[Listings of boxed layout items]
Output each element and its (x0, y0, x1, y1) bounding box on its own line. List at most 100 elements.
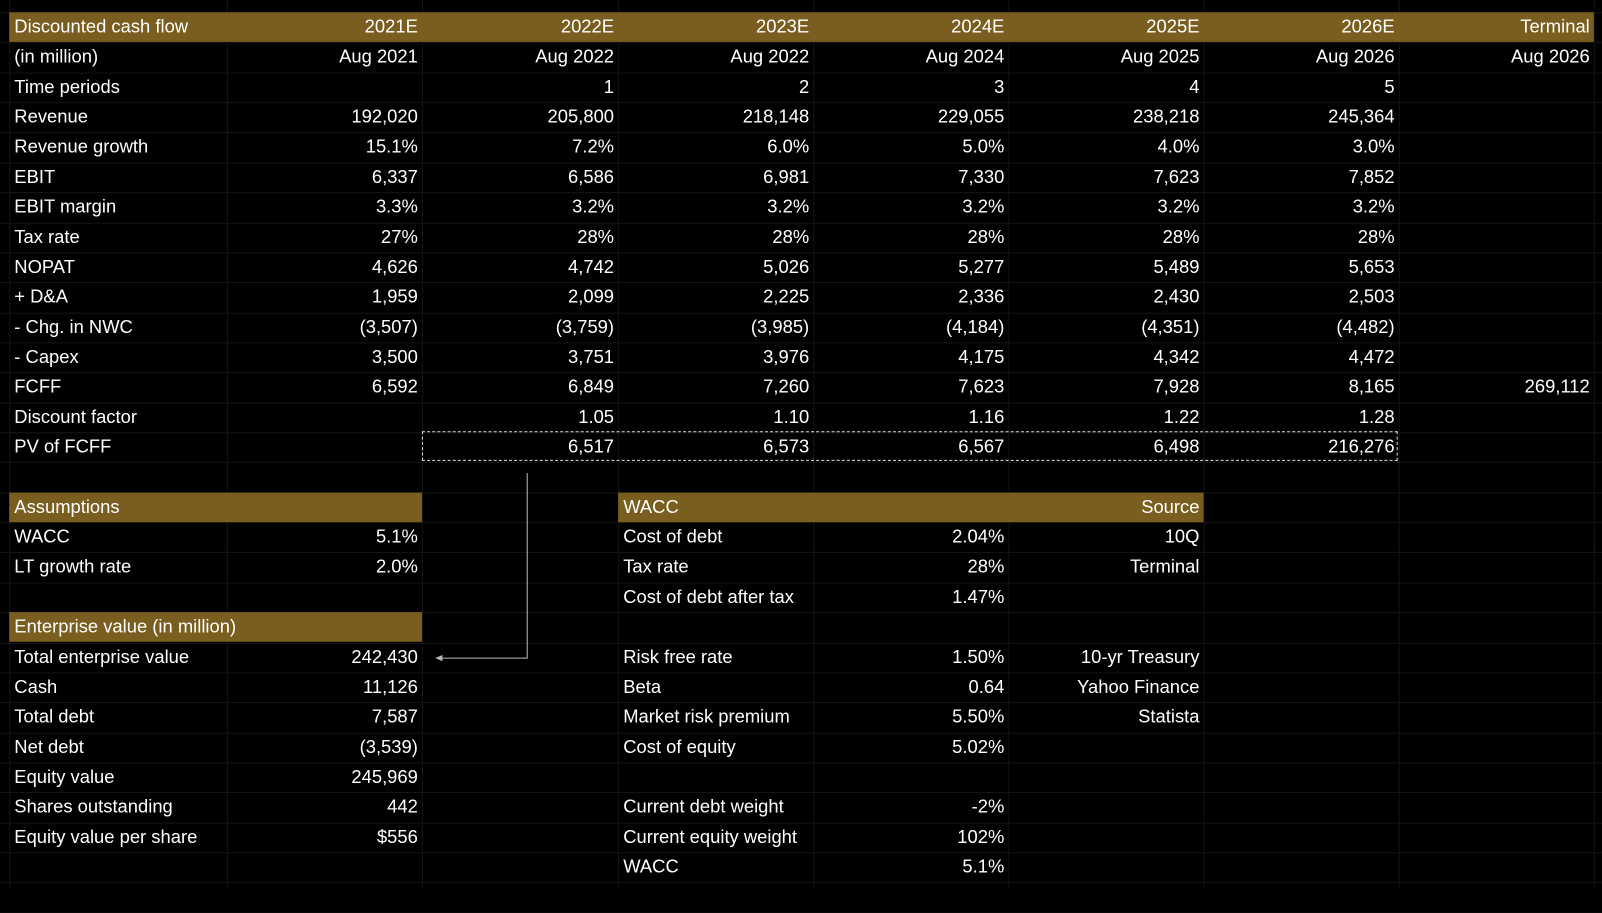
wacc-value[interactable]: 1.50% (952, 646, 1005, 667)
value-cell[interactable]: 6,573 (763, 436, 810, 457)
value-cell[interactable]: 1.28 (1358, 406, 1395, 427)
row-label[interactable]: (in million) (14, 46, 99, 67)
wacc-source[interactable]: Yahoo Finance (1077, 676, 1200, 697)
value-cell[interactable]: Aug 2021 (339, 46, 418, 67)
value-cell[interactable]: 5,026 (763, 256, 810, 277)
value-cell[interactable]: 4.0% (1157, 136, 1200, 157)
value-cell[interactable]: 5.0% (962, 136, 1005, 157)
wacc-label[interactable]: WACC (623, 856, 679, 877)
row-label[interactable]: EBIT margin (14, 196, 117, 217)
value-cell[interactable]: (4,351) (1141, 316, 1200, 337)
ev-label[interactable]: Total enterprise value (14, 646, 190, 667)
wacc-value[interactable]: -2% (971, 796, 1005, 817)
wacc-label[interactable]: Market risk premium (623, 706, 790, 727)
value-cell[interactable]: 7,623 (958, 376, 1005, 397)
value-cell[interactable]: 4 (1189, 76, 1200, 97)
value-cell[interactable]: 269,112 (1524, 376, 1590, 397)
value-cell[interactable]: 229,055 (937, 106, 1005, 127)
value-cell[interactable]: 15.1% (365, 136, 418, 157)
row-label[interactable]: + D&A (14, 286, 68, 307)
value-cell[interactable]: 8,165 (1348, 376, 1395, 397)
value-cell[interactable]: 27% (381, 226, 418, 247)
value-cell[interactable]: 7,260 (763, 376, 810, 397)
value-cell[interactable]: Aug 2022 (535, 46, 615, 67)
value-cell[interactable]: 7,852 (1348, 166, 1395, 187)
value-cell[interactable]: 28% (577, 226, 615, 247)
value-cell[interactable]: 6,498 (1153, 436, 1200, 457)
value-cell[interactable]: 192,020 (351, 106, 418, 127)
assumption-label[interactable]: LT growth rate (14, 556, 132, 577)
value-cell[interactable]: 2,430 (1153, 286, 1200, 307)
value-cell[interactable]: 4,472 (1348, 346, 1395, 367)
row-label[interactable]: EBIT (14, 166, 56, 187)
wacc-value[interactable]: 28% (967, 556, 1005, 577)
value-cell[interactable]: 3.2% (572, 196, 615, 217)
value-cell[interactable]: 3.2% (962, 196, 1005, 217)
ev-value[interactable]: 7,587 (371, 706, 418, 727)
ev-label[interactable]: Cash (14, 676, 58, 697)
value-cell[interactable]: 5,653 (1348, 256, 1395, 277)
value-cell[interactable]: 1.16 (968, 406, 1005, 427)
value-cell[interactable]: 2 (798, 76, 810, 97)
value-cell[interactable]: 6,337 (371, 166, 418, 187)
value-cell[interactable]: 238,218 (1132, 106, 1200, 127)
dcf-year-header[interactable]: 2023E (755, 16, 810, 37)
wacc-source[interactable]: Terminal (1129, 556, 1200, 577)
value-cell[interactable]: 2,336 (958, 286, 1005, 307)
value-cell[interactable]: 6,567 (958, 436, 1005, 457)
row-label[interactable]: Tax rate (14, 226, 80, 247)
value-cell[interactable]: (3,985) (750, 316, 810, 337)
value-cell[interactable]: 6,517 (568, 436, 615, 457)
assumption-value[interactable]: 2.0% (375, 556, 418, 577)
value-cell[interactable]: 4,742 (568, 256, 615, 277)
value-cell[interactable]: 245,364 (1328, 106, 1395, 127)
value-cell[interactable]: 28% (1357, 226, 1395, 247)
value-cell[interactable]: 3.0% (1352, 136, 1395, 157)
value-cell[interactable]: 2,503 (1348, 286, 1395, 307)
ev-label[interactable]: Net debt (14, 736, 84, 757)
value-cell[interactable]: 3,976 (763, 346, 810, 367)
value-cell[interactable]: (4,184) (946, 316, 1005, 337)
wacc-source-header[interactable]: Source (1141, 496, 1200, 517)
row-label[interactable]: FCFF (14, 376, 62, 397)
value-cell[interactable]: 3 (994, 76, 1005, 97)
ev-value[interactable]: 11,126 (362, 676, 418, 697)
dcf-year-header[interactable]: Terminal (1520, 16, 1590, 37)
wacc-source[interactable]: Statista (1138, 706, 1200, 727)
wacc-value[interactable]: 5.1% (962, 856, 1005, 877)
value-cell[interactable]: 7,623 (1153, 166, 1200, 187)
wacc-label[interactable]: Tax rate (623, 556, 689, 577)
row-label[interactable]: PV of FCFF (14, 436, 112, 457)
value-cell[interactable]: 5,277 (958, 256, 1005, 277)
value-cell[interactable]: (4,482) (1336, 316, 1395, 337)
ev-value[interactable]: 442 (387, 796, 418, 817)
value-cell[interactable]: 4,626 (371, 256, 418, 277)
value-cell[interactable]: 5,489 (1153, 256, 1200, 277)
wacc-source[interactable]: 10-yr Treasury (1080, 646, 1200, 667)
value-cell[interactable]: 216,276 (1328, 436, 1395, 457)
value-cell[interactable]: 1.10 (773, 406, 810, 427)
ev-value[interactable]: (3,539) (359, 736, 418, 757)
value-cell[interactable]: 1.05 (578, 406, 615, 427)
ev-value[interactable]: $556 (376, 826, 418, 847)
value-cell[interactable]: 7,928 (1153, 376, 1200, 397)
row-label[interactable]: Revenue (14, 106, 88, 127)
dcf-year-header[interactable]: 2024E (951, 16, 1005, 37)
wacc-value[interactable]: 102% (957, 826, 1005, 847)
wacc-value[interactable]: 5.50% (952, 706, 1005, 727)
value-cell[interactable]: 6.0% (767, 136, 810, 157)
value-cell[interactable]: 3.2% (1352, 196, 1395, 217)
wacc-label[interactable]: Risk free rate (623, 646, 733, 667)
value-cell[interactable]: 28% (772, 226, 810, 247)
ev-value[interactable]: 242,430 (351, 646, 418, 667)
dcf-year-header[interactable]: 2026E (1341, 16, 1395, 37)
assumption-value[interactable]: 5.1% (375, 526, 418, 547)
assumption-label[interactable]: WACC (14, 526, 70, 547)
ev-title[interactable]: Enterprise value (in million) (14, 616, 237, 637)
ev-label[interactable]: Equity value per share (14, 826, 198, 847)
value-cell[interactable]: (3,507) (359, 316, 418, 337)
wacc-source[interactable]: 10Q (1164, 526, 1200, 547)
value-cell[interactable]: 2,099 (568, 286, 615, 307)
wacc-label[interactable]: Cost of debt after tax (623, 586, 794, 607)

---

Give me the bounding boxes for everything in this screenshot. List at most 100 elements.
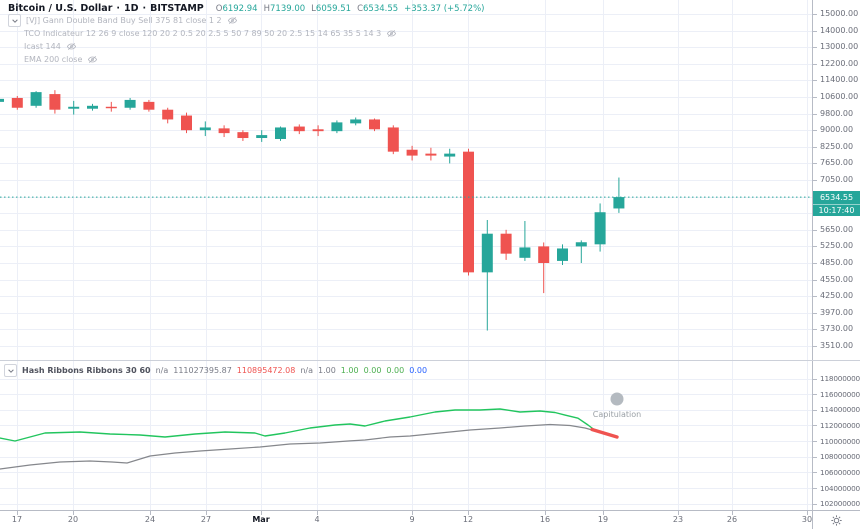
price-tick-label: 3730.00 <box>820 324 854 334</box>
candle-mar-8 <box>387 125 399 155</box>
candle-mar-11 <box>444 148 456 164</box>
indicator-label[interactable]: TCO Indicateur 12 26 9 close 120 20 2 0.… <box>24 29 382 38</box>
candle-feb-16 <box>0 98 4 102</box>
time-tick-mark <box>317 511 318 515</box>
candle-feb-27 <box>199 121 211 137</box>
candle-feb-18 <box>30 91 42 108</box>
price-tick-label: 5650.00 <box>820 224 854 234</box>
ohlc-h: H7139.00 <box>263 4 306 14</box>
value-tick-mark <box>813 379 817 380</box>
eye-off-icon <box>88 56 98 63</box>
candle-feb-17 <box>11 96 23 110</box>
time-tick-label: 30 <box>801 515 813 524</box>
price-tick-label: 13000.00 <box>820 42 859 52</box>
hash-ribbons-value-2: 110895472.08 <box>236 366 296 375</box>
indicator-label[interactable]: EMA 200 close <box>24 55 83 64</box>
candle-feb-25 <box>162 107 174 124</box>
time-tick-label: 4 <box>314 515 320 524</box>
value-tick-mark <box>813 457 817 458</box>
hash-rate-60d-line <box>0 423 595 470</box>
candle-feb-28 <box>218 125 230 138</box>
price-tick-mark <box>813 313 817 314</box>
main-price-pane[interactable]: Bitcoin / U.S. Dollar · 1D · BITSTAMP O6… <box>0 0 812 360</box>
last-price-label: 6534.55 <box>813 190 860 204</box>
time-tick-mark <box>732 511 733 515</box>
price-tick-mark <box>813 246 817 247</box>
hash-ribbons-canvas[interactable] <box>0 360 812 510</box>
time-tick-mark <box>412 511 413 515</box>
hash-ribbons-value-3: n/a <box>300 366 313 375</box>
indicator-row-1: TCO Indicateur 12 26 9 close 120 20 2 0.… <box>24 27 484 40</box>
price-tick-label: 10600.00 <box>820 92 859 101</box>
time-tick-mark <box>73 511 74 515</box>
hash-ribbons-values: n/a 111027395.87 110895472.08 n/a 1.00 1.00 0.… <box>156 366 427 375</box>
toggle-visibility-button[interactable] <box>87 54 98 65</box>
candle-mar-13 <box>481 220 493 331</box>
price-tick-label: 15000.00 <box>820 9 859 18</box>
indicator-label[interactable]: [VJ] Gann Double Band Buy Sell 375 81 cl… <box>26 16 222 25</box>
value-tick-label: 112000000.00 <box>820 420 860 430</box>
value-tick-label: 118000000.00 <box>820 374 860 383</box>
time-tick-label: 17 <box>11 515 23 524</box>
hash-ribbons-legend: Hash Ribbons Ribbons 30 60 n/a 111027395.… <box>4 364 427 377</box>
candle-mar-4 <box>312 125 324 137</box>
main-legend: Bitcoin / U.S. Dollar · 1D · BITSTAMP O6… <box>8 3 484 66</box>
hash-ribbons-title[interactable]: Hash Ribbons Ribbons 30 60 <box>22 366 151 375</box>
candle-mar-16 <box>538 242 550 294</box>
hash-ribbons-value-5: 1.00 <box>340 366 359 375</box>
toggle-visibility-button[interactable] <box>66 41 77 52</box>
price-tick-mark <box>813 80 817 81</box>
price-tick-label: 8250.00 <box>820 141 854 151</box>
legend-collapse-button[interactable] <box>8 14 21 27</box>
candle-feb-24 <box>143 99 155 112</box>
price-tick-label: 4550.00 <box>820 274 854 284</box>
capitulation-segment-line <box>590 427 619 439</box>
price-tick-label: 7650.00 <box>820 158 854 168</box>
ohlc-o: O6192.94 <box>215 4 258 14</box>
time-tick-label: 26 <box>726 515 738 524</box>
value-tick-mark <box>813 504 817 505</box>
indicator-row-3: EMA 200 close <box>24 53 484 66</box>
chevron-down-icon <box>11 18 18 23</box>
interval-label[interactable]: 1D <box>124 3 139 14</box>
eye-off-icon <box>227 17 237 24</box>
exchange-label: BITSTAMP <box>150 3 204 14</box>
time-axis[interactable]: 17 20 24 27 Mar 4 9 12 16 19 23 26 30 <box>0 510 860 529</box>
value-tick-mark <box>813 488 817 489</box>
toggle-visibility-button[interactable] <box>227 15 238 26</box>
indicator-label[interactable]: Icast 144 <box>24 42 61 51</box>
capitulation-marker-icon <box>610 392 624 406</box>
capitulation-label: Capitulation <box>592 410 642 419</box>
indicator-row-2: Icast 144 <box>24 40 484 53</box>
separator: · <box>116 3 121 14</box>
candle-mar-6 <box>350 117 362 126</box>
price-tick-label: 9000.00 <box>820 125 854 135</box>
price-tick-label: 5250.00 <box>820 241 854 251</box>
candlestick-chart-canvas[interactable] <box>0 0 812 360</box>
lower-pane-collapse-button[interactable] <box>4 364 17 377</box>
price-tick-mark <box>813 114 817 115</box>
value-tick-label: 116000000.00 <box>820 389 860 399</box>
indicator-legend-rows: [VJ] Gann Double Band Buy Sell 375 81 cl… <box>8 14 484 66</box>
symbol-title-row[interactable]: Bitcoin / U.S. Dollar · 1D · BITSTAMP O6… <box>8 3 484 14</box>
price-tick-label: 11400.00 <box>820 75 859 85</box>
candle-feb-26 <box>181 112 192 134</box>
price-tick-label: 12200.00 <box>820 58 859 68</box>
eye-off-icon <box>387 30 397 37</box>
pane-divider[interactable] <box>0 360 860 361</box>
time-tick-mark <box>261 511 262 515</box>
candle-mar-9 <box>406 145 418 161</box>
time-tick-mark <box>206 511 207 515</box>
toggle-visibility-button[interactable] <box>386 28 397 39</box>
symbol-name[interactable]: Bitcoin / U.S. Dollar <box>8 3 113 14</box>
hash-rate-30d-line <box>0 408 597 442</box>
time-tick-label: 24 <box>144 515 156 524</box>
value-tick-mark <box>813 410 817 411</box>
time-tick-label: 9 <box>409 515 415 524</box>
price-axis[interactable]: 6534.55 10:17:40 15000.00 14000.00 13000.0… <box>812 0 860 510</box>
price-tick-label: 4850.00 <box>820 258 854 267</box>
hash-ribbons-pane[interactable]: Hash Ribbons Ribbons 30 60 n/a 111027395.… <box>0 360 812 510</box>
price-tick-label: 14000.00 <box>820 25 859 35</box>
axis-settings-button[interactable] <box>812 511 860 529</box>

## REQUIRED TASK
Reproduce the lines of the first listing verbatim, starting at the line containing "wacc-value[interactable]: 1.50% (952, 646, 1005, 667)" and ending at the line containing "value-cell[interactable]: 4.0% (1157, 136, 1200, 157)", with both of those lines included.

## EXPECTED OUTPUT
wacc-value[interactable]: 1.50% (952, 646, 1005, 667)
value-cell[interactable]: 6,573 (763, 436, 810, 457)
value-cell[interactable]: 1.28 (1358, 406, 1395, 427)
row-label[interactable]: (in million) (14, 46, 99, 67)
wacc-source[interactable]: Yahoo Finance (1077, 676, 1200, 697)
value-cell[interactable]: Aug 2021 (339, 46, 418, 67)
value-cell[interactable]: 5,026 (763, 256, 810, 277)
value-cell[interactable]: 4.0% (1157, 136, 1200, 157)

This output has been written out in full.